- Your tasks:
1: For each statement about the immigration appeal decision, answer yes or no and quote the words of the decision that settle it: (a) The Immigration Judge's decision was dated September 13, 2007. (b) The Department of Homeland Security supports the respondent's appeal. (c) The respondent was convicted by a general court-martial in Fort Bliss, Texas.
2: Render this sentence from the immigration appeal decision in Spanish: "The respondent is a native and citizen of El Salvador and a lawful permanent resident of the United States."
3: Write what comes next in the immigration appeal decision, picking up after its last line.

- Text block:
Matter of Juan Carlos RIVERA-VALENCIA, Respondent
File A43 643 008 - Chicago
United States Department of Justice, Executive Office for Immigration Review, Board of Immigration Appeals
Decided April 2, 2008
24 I&N Dec. 484 (BIA 2008); Interim Decision #3607
Board Panel: FILPPU, COLE, and PAULEY, Board Members. FILPPU, Board Member.
FOR RESPONDENT: Christopher A. Clausen, Esquire, Marshalltown, Iowa
FOR THE DEPARTMENT OF HOMELAND SECURITY: Brendan Curran, Assistant Chief Counsel
BEFORE: Board Panel: FILPPU, COLE, and PAULEY, Board Members.
FILPPU, Board Member:
In a decision dated September 13, 2007, an Immigration Judge sustained the charges of deportability against the respondent and ordered him removed from the United States. The respondent has appealed from that decision. The Department of Homeland Security opposes the appeal. The appeal will be dismissed.
I. FACTUAL AND PROCEDURAL HISTORY
The respondent is a native and citizen of El Salvador and a lawful permanent resident of the United States. On February 14, 1997, he was convicted by a general court-martial in Fort Bliss, Texas, of “carnal knowledge” in violation of Article 120(b) of the Uniform Code of Military Justice (“UCMJ“),
Rape and carnal knowledge
. . . .

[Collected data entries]
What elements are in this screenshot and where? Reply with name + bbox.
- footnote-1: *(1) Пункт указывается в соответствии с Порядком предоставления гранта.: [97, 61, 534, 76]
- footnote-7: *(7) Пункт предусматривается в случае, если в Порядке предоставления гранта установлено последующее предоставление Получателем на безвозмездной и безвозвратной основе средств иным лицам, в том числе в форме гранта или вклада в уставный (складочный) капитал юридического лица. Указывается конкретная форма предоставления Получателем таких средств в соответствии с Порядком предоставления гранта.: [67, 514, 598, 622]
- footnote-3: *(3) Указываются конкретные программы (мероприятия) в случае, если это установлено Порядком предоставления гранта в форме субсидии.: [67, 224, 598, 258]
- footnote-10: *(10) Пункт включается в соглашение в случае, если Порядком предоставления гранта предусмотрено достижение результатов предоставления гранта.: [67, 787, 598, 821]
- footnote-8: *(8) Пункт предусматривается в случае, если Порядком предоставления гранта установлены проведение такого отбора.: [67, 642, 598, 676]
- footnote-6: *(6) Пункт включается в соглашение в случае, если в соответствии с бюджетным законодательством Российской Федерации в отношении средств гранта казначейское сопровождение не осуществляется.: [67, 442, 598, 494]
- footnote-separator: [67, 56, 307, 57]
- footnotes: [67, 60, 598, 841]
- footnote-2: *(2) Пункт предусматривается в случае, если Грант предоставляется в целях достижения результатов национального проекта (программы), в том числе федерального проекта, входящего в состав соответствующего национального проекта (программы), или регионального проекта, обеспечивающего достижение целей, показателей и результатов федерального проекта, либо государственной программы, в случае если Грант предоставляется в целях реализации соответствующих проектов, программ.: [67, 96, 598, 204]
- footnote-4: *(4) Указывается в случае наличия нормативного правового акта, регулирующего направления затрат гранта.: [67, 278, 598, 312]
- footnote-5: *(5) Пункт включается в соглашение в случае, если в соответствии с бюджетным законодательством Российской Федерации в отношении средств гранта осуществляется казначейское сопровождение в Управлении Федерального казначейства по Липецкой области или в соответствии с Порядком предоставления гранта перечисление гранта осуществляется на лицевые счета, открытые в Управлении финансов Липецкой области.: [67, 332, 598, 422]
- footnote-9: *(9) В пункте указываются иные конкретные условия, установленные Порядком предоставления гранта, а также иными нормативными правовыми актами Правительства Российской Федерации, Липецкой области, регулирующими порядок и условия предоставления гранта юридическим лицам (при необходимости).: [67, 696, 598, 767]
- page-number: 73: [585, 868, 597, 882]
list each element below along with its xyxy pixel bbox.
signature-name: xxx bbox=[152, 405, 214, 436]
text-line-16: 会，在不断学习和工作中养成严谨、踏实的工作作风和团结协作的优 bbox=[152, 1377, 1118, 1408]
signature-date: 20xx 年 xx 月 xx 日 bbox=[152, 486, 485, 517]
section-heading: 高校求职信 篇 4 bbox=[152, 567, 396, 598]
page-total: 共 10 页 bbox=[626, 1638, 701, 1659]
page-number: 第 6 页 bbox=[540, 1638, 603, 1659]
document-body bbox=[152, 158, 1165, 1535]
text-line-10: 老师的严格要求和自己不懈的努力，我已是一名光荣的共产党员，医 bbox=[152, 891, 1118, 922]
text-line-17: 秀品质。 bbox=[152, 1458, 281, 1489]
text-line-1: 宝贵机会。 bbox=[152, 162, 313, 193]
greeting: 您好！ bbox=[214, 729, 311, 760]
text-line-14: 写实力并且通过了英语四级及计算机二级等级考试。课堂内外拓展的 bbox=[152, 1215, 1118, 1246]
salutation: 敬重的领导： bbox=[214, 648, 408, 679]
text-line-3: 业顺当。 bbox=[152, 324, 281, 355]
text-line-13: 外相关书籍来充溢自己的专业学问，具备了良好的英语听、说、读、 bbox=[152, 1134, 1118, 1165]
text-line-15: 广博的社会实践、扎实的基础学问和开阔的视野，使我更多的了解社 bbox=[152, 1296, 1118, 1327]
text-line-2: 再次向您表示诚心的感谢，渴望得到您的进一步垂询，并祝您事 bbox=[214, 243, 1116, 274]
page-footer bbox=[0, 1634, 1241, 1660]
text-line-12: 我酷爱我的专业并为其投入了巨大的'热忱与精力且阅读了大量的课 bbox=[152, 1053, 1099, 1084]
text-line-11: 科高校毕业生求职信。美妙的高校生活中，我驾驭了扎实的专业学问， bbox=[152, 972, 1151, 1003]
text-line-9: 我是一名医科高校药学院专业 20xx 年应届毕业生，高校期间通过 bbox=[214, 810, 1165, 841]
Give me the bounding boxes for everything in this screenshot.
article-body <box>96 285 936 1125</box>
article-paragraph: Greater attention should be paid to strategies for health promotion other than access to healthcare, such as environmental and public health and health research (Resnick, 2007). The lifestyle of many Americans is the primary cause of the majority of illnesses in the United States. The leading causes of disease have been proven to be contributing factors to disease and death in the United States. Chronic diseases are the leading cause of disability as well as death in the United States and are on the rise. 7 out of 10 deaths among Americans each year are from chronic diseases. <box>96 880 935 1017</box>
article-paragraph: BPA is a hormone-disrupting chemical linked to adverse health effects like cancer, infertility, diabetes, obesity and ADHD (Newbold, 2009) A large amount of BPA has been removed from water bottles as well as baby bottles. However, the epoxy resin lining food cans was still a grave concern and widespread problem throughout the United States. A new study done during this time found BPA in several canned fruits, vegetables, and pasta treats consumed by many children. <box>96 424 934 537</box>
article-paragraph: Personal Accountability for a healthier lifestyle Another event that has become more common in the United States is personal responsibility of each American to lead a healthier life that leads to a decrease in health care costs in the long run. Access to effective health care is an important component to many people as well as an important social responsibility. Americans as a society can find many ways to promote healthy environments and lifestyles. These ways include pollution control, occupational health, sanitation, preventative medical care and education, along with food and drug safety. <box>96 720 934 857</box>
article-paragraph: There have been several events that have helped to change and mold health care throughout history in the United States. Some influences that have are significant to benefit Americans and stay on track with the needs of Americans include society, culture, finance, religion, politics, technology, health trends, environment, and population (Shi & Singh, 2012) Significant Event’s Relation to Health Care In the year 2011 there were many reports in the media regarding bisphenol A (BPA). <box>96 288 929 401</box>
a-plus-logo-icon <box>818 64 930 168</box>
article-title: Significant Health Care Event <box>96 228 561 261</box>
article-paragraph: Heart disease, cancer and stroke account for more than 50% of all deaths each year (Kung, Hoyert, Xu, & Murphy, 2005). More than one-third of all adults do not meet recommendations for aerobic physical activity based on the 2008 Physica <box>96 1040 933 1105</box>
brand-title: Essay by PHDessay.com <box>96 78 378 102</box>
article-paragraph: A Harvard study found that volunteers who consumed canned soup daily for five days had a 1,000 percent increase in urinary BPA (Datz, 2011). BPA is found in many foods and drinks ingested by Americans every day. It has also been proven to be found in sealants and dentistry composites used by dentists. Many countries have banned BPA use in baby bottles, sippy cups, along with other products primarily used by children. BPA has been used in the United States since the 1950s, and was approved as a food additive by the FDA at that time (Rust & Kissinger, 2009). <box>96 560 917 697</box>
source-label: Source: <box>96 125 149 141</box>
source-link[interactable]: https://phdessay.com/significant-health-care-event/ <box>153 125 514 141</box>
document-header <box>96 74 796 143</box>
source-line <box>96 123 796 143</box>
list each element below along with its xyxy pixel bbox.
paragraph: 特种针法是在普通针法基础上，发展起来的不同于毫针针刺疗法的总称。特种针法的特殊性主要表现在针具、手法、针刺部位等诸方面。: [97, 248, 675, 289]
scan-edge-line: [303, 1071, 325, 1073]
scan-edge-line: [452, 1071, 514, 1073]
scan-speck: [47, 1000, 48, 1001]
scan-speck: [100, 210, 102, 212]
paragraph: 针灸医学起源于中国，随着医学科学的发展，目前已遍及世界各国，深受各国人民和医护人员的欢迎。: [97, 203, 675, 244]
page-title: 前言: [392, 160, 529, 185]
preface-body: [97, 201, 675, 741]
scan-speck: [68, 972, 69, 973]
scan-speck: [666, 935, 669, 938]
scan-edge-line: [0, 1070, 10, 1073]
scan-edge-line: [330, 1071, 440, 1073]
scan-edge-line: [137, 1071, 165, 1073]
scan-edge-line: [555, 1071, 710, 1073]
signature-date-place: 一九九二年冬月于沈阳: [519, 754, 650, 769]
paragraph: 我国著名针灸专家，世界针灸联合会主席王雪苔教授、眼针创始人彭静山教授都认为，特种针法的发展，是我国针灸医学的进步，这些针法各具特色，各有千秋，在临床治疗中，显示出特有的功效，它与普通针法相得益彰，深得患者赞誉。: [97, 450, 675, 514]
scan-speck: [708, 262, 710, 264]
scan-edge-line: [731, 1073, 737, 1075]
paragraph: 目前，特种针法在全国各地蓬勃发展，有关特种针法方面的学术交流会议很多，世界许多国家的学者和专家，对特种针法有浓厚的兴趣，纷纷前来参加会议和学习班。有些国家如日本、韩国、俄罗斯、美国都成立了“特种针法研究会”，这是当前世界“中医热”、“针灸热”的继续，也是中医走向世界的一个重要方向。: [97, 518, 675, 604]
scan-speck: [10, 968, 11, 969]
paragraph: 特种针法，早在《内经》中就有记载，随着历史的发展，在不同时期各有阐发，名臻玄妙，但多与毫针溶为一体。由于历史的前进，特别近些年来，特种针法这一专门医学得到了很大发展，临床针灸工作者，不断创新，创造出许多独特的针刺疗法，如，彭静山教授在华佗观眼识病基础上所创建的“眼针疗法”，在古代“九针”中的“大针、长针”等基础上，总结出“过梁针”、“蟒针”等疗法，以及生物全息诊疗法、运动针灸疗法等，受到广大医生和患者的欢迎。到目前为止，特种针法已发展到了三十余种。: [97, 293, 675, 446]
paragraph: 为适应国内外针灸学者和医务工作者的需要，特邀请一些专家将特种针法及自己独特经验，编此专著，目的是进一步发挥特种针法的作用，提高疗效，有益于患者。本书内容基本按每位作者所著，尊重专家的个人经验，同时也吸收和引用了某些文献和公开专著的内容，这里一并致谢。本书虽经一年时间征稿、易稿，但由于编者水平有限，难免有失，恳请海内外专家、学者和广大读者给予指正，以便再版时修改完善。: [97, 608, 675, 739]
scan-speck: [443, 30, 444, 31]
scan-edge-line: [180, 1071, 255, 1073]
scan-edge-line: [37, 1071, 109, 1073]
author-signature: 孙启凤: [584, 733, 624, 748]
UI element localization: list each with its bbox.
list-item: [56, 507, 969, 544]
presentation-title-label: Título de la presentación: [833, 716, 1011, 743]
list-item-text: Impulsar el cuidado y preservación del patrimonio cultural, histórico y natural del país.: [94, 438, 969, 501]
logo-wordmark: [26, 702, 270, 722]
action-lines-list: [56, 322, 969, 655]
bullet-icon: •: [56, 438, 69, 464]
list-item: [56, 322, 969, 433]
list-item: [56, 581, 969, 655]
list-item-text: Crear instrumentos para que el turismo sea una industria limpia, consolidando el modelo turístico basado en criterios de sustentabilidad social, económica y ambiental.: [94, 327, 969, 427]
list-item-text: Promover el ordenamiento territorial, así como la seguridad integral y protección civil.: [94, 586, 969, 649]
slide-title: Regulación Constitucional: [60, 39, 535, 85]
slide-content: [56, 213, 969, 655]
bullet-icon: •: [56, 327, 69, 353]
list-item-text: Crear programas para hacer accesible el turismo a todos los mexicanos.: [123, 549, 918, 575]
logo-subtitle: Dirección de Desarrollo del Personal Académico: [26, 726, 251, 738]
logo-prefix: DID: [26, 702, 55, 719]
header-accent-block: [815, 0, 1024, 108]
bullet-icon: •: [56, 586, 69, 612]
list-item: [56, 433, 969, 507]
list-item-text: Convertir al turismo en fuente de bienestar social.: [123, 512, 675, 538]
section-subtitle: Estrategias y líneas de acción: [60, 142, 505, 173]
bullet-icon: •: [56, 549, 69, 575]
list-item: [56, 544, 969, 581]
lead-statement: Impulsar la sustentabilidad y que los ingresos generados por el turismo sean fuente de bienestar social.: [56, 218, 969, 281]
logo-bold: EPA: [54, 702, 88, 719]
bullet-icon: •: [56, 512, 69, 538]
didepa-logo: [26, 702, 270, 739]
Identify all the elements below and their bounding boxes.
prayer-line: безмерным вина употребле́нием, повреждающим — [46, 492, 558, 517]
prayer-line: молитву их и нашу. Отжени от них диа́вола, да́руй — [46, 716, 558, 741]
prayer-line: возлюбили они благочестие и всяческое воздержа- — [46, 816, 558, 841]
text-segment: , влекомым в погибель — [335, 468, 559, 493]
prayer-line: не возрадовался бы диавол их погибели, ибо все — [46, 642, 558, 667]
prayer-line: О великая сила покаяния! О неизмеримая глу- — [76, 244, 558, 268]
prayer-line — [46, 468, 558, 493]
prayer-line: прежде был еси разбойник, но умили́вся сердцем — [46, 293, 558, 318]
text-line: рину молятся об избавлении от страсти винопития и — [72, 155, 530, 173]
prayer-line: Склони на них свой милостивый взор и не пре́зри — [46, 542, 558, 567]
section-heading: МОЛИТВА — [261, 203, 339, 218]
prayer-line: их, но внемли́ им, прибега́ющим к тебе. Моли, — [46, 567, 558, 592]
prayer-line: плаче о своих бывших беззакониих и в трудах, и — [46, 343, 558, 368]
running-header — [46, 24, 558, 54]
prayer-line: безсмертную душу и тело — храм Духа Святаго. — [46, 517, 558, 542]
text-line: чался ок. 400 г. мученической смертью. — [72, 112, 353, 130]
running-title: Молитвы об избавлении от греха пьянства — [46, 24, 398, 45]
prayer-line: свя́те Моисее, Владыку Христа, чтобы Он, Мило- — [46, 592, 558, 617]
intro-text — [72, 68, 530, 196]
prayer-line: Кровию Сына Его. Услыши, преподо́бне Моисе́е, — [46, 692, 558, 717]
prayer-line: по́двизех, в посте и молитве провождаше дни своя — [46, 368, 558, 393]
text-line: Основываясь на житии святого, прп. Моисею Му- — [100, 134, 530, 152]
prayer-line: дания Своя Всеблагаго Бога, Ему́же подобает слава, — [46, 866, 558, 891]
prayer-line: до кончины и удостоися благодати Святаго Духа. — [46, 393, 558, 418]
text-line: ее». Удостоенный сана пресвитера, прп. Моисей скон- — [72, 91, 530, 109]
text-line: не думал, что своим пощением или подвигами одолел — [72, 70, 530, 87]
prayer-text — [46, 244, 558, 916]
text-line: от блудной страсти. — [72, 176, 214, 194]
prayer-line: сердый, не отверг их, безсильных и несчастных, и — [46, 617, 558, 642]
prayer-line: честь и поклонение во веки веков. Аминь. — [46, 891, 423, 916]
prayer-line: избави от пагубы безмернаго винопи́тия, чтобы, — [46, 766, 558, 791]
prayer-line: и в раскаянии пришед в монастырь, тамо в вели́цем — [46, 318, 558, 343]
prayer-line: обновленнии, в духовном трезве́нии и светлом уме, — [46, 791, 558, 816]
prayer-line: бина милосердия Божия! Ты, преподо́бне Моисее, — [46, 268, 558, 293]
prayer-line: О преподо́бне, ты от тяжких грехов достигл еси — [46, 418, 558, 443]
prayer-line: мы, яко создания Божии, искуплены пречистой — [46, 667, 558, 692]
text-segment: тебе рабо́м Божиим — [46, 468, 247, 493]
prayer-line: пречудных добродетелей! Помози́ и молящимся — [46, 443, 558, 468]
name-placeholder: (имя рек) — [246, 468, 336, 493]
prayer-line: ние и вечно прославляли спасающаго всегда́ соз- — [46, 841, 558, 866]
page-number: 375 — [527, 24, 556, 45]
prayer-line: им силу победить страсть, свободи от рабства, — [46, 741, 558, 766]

- Final results:
1:
(a) Yes: "In a decision dated September 13, 2007"
(b) No: "The Department of Homeland Security opposes the appeal."
(c) Yes: "he was convicted by a general court-martial in Fort Bliss, Texas"

2: El demandado es nativo y ciudadano de El Salvador y residente permanente legal de los Estados Unidos.

3:
(b) Any person subject to this chapter who, under circumstances not amounting to rape, commits an act of sexual intercourse with a person—
(1) who is not that person‘s spouse; and
(2) who has not attained the age of sixteen years;
is guilty of carnal knowledge and shall be punished as a court-martial may direct.
. . . .
(d) (1) In a prosecution under subsection (b), it is an affirmative defense that—
(A) the person with whom the accused committed the aсt of sexual intercourse had at the time of the alleged offense attained the age of twelve years; and
(B) the accused reasonably believed that that person had at the time of the alleged offense attained the age of sixteen years.
(2) The accused has the burden of proving a defense under paragraph (1) by a preponderanсe of the evidence.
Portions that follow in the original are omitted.